== To do ==
This task calls for copying each line below that contains "JSON".

==============================

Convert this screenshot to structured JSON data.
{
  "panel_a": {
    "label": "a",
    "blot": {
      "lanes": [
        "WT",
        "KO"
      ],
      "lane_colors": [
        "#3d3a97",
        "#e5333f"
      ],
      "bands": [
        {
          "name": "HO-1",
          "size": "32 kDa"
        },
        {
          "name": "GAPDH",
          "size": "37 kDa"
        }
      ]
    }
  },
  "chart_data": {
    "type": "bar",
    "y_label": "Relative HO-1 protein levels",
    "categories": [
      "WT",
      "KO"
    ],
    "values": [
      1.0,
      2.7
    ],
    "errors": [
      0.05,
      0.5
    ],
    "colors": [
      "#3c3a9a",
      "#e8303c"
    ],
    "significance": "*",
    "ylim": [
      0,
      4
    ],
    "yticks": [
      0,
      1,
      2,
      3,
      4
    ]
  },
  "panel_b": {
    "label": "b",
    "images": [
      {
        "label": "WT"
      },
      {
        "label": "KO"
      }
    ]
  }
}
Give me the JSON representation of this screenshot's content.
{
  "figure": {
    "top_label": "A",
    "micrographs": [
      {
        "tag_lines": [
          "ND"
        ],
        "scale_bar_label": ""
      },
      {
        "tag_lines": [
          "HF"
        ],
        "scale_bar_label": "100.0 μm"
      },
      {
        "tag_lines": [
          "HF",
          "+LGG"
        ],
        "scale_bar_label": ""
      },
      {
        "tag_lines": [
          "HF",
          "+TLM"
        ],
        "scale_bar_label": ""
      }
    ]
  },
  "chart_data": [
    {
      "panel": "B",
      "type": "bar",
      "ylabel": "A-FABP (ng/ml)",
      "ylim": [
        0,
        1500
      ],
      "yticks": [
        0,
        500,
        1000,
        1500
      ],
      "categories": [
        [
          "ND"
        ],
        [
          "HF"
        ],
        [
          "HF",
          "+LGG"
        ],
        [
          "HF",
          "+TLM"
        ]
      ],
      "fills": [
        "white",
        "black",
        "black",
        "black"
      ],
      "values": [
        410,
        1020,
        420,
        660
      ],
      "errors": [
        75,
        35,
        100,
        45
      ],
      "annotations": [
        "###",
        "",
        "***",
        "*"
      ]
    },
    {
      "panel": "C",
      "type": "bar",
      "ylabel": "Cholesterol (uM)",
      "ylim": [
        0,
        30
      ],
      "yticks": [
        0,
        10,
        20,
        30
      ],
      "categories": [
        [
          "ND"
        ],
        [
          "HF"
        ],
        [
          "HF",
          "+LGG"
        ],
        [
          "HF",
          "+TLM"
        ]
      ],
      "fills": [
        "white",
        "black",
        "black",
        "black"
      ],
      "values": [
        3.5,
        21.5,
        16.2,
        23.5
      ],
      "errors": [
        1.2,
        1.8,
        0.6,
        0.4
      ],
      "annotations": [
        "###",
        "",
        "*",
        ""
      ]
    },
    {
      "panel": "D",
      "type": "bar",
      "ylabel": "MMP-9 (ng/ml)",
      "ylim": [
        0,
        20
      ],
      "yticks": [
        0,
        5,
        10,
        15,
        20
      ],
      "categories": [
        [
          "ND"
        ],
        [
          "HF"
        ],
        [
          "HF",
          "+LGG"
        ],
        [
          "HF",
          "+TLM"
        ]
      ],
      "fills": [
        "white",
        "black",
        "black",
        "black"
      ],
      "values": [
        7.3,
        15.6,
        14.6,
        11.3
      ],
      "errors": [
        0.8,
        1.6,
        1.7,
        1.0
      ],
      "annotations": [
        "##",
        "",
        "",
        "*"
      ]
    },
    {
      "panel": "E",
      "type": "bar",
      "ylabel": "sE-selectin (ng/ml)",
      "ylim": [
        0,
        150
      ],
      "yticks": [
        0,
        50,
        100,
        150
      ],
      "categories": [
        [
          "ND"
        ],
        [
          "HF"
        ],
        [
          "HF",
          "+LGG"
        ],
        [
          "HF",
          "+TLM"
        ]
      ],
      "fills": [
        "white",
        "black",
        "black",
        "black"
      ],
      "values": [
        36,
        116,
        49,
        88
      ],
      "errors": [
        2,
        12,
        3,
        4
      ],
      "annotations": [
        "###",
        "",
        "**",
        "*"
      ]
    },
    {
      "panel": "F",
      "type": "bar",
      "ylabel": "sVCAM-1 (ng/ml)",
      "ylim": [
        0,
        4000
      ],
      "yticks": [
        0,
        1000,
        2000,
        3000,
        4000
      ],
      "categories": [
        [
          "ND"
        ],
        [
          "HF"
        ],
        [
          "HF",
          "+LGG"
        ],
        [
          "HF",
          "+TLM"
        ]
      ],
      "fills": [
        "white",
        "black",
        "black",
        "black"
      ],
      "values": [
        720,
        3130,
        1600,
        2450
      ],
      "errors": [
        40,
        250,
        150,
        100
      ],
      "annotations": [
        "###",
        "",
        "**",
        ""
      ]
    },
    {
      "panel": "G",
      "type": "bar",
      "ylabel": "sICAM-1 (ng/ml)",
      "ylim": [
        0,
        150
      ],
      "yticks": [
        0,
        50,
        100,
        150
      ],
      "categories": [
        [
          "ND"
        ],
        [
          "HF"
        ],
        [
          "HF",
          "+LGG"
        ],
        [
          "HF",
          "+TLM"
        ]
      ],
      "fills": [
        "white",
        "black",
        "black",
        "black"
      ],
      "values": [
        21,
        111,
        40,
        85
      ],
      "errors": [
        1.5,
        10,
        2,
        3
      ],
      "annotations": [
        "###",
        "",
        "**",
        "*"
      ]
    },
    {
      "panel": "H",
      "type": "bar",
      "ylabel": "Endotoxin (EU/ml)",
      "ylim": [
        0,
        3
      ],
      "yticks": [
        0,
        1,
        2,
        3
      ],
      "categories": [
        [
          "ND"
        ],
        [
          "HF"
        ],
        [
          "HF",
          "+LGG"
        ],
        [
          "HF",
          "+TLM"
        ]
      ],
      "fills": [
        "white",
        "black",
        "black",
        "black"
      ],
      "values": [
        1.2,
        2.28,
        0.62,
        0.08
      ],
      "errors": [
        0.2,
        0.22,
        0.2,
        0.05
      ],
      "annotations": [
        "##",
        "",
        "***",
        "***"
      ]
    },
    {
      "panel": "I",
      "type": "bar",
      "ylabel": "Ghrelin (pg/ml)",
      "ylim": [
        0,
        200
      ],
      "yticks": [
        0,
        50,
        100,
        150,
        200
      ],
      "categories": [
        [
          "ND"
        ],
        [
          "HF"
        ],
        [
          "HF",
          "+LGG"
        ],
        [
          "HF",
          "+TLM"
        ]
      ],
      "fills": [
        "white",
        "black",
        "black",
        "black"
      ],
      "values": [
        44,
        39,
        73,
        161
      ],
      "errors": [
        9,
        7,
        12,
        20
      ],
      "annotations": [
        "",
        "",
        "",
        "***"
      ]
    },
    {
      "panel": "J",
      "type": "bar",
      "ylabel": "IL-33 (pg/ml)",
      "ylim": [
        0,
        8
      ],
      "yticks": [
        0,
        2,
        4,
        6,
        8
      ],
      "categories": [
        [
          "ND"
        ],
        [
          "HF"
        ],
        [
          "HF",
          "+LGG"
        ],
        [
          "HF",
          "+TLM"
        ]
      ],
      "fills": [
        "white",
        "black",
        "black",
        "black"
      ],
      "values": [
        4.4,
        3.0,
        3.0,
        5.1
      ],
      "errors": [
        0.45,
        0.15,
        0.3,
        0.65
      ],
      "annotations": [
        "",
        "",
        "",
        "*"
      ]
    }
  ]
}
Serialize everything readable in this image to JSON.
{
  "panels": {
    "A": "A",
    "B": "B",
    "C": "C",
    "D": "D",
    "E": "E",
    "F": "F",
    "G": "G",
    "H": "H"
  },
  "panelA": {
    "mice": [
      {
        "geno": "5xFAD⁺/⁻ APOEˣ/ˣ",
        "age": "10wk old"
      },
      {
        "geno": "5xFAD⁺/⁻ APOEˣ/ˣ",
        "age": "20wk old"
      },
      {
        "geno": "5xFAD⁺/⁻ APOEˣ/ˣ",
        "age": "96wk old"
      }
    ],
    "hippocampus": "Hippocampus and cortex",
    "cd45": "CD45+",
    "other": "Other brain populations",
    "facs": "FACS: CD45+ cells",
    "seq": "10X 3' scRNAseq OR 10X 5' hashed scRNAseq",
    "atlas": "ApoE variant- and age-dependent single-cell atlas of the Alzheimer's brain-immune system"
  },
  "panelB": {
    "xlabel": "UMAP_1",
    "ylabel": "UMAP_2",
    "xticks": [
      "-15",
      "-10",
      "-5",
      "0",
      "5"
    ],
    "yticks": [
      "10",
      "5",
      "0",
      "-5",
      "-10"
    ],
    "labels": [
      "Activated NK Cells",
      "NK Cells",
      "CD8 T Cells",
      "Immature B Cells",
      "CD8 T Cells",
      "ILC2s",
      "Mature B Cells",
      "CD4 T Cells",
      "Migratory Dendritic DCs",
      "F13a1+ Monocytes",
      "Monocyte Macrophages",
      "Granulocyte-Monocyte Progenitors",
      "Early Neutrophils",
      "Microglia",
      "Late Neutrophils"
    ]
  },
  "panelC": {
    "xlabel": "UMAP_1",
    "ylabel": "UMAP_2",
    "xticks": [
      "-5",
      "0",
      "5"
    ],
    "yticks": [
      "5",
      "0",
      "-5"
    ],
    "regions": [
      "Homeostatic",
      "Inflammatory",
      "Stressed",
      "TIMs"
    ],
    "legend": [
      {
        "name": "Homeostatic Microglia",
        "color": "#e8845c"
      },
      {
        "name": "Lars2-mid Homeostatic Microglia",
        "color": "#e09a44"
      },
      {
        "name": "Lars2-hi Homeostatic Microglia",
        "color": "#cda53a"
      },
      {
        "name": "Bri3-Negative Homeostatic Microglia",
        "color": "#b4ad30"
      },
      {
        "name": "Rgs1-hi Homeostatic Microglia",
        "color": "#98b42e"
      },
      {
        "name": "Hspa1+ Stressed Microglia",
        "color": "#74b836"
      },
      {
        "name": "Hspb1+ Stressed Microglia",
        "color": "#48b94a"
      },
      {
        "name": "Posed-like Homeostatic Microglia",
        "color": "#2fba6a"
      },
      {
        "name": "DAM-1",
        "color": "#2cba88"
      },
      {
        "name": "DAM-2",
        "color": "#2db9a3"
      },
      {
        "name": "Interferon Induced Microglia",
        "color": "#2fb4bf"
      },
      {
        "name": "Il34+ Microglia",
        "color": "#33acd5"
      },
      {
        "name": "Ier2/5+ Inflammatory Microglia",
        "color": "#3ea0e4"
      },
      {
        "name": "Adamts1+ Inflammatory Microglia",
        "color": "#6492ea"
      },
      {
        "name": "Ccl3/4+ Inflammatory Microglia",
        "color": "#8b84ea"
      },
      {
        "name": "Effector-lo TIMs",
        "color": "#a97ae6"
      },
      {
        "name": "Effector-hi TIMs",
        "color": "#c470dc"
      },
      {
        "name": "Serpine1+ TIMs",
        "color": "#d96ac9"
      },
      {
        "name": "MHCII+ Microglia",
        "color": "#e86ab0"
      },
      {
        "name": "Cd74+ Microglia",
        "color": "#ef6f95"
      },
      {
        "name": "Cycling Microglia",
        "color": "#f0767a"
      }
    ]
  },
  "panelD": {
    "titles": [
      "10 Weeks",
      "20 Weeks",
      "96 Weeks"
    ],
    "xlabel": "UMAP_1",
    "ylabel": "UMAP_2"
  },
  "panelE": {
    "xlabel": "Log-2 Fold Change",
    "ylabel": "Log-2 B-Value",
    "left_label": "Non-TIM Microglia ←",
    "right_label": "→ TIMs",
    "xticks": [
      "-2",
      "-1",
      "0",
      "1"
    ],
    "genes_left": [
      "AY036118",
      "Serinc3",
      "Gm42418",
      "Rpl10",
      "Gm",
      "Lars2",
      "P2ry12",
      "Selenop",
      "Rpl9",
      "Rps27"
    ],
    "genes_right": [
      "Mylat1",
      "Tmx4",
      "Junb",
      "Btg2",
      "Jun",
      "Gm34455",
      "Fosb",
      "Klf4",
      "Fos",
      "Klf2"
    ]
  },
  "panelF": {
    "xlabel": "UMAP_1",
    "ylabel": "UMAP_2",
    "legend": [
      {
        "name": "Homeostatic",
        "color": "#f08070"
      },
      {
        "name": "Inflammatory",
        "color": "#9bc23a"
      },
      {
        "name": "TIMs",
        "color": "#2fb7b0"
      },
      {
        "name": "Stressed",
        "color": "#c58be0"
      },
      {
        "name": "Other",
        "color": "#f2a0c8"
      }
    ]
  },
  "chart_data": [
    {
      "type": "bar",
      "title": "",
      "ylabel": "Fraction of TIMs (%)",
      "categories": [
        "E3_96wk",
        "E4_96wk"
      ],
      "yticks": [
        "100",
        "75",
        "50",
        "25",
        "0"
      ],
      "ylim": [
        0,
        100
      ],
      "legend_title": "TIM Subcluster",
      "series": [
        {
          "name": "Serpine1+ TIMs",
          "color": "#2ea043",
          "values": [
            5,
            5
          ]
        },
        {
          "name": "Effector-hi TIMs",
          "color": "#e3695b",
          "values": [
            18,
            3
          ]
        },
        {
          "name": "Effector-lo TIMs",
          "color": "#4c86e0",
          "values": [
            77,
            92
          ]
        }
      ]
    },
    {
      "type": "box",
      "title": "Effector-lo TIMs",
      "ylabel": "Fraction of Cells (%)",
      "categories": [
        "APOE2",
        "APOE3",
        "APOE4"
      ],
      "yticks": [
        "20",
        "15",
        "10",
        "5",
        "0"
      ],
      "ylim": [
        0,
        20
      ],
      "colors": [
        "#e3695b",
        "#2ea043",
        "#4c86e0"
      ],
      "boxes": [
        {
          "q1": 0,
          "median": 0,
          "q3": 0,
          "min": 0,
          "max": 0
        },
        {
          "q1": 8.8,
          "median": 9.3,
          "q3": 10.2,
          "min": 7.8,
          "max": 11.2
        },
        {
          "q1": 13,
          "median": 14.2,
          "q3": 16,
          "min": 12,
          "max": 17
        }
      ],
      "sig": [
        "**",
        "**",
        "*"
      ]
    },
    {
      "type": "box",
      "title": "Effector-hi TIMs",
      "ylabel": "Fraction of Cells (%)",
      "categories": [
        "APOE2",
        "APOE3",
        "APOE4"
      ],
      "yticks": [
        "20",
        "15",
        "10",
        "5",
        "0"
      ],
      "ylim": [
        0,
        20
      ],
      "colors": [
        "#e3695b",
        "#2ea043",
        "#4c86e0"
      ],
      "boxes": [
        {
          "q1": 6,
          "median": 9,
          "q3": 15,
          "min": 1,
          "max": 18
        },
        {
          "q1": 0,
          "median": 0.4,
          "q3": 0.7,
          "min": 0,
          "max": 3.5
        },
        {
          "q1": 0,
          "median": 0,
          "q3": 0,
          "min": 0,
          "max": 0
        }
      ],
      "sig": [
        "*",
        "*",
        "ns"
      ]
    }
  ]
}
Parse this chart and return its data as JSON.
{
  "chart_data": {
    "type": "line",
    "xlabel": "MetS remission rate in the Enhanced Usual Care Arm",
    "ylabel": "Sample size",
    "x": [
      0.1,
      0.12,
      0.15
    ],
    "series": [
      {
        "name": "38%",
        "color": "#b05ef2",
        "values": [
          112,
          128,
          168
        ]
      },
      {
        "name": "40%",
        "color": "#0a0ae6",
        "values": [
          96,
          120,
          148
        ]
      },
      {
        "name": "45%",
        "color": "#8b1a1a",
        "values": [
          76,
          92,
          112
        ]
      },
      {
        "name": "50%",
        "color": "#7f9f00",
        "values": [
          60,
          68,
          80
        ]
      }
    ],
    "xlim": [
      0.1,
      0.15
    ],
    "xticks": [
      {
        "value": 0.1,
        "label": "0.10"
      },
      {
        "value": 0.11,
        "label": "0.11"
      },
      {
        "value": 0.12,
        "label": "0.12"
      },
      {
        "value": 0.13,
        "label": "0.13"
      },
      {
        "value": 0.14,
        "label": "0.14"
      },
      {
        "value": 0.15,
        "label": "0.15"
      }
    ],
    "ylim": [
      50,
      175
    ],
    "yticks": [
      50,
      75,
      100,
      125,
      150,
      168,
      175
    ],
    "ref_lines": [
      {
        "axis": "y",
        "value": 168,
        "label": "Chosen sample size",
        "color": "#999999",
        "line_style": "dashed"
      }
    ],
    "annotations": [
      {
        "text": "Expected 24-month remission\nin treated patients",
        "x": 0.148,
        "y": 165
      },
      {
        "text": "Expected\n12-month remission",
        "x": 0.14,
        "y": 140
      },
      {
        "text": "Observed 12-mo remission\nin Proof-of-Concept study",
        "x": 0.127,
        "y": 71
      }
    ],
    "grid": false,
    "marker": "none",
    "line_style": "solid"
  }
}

==============================

== Reply ==
Convert this screenshot to structured JSON data.
Give me the JSON representation of this screenshot's content.
Serialize everything readable in this image to JSON.
Parse this chart and return its data as JSON.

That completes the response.